(Dataset items)
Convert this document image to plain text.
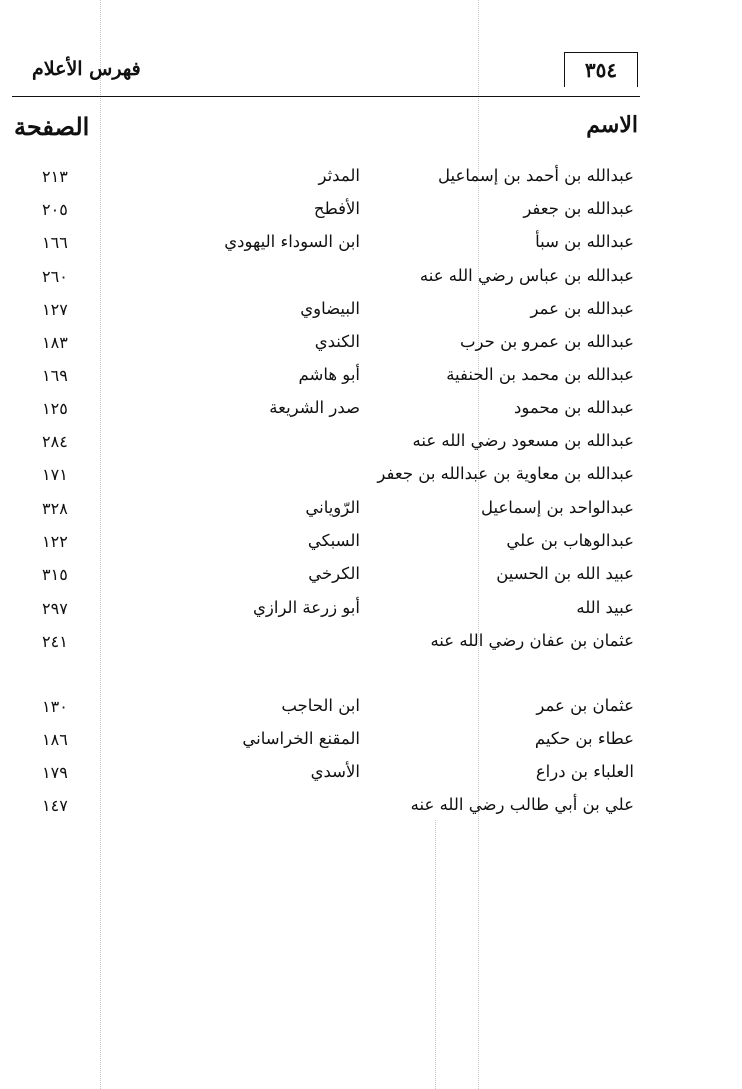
٣٥٤
فهرس الأعلام
الاسم
الصفحة
عبدالله بن أحمد بن إسماعيل
المدثر
٢١٣
عبدالله بن جعفر
الأفطح
٢٠٥
عبدالله بن سبأ
ابن السوداء اليهودي
١٦٦
عبدالله بن عباس رضي الله عنه
٢٦٠
عبدالله بن عمر
البيضاوي
١٢٧
عبدالله بن عمرو بن حرب
الكندي
١٨٣
عبدالله بن محمد بن الحنفية
أبو هاشم
١٦٩
عبدالله بن محمود
صدر الشريعة
١٢٥
عبدالله بن مسعود رضي الله عنه
٢٨٤
عبدالله بن معاوية بن عبدالله بن جعفر
١٧١
عبدالواحد بن إسماعيل
الرّوياني
٣٢٨
عبدالوهاب بن علي
السبكي
١٢٢
عبيد الله بن الحسين
الكرخي
٣١٥
عبيد الله
أبو زرعة الرازي
٢٩٧
عثمان بن عفان رضي الله عنه
٢٤١
عثمان بن عمر
ابن الحاجب
١٣٠
عطاء بن حكيم
المقنع الخراساني
١٨٦
العلباء بن دراع
الأسدي
١٧٩
علي بن أبي طالب رضي الله عنه
١٤٧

Your instructions: Copy every record above exactly as written, but leave out the pictures.

Final result:
Convert this document image to plain text.
٣٥٤
فهرس الأعلام
الاسم
الصفحة
عبدالله بن أحمد بن إسماعيل
المدثر
٢١٣
عبدالله بن جعفر
الأفطح
٢٠٥
عبدالله بن سبأ
ابن السوداء اليهودي
١٦٦
عبدالله بن عباس رضي الله عنه
٢٦٠
عبدالله بن عمر
البيضاوي
١٢٧
عبدالله بن عمرو بن حرب
الكندي
١٨٣
عبدالله بن محمد بن الحنفية
أبو هاشم
١٦٩
عبدالله بن محمود
صدر الشريعة
١٢٥
عبدالله بن مسعود رضي الله عنه
٢٨٤
عبدالله بن معاوية بن عبدالله بن جعفر
١٧١
عبدالواحد بن إسماعيل
الرّوياني
٣٢٨
عبدالوهاب بن علي
السبكي
١٢٢
عبيد الله بن الحسين
الكرخي
٣١٥
عبيد الله
أبو زرعة الرازي
٢٩٧
عثمان بن عفان رضي الله عنه
٢٤١
عثمان بن عمر
ابن الحاجب
١٣٠
عطاء بن حكيم
المقنع الخراساني
١٨٦
العلباء بن دراع
الأسدي
١٧٩
علي بن أبي طالب رضي الله عنه
١٤٧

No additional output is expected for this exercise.